REQUIREMENTS
Which lines below contain the string "count", matching case? Pick out every one of them.

DATASET
○ ○ ○ ○ ○ ○ ○
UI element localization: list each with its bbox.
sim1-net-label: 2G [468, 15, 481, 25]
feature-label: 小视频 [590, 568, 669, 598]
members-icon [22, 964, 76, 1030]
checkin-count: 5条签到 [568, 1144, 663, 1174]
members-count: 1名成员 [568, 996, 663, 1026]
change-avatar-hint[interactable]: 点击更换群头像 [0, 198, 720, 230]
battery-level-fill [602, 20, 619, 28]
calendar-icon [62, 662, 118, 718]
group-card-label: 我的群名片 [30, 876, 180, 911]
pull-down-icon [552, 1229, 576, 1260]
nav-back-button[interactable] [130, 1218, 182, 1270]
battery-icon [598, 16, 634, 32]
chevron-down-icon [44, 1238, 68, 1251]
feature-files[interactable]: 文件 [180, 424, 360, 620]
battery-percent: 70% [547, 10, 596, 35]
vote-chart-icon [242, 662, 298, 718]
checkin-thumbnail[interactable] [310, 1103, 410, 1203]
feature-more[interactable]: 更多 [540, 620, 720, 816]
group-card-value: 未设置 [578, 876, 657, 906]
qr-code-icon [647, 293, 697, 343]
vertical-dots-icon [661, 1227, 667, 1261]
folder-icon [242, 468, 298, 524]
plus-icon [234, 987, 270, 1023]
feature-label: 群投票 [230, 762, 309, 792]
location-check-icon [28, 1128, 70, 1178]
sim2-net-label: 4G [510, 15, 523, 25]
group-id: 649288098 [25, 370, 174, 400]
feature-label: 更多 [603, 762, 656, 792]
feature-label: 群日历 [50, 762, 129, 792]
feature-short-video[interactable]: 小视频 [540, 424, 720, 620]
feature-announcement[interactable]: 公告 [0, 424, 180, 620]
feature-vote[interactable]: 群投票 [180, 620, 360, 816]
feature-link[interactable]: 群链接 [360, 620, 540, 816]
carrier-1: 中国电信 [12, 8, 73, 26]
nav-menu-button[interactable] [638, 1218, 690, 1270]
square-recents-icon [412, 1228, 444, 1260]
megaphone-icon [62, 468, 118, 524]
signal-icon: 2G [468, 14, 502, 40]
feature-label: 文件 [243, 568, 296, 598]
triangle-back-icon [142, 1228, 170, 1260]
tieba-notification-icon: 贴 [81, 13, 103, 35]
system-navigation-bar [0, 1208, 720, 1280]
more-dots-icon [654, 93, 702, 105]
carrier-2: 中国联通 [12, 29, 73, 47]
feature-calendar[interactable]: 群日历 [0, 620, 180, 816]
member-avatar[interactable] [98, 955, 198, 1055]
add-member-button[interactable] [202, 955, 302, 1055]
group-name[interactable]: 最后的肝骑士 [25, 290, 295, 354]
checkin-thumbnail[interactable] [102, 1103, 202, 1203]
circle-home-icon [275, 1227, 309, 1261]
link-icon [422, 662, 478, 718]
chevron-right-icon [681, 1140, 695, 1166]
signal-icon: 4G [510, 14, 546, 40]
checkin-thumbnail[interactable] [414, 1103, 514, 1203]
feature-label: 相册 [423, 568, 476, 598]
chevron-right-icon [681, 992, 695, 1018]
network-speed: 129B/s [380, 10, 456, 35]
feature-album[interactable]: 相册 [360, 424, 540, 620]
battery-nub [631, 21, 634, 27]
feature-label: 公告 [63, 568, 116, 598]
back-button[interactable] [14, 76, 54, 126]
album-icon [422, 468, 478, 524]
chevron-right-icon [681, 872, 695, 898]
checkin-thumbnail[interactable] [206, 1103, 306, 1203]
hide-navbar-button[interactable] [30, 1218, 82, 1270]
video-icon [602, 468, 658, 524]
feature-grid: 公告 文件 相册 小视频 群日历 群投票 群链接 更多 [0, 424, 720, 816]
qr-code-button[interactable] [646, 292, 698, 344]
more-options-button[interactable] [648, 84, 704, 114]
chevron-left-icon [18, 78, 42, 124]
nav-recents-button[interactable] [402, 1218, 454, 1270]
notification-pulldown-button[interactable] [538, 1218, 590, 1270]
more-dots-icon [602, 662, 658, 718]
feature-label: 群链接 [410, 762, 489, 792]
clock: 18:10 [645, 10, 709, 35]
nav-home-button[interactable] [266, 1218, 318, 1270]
○ ○ ○ ○ ○ ○ ○
THE SOLUTION
checkin-count: 5条签到 [568, 1144, 663, 1174]
members-count: 1名成员 [568, 996, 663, 1026]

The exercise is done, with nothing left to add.